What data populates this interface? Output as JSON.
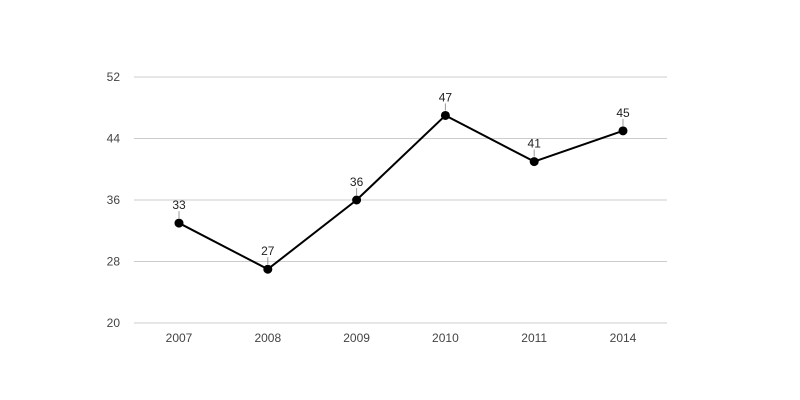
{
  "chart_data": {
    "type": "line",
    "title": "",
    "xlabel": "",
    "ylabel": "",
    "categories": [
      "2007",
      "2008",
      "2009",
      "2010",
      "2011",
      "2014"
    ],
    "series": [
      {
        "values": [
          33,
          27,
          36,
          47,
          41,
          45
        ],
        "data_labels": [
          "33",
          "27",
          "36",
          "47",
          "41",
          "45"
        ],
        "color": "#000000"
      }
    ],
    "ylim": [
      20,
      52
    ],
    "y_ticks": [
      20,
      28,
      36,
      44,
      52
    ],
    "y_tick_labels": [
      "20",
      "28",
      "36",
      "44",
      "52"
    ],
    "grid": true,
    "grid_color": "#cccccc",
    "legend": "none"
  }
}
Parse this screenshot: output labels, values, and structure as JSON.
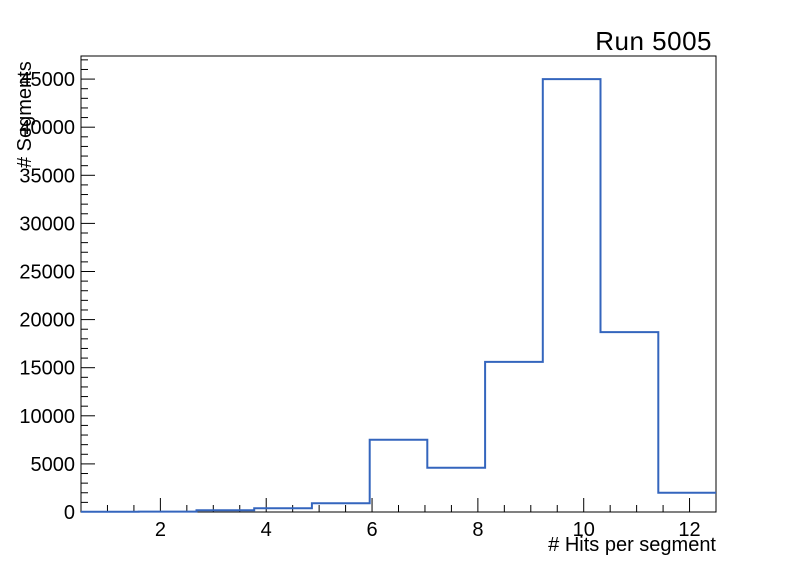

■ ■ ■ ■

## What is being asked
Repeat the records in full, exactly as they appear, without the pictures.

## Output for this task
What data populates this interface? Output as JSON.
{
  "chart_data": {
    "type": "line",
    "title": "",
    "xlabel": "",
    "ylabel": "",
    "categories": [
      "2007",
      "2008",
      "2009",
      "2010",
      "2011",
      "2014"
    ],
    "series": [
      {
        "values": [
          33,
          27,
          36,
          47,
          41,
          45
        ],
        "data_labels": [
          "33",
          "27",
          "36",
          "47",
          "41",
          "45"
        ],
        "color": "#000000"
      }
    ],
    "ylim": [
      20,
      52
    ],
    "y_ticks": [
      20,
      28,
      36,
      44,
      52
    ],
    "y_tick_labels": [
      "20",
      "28",
      "36",
      "44",
      "52"
    ],
    "grid": true,
    "grid_color": "#cccccc",
    "legend": "none"
  }
}
Parse this screenshot: output labels, values, and structure as JSON.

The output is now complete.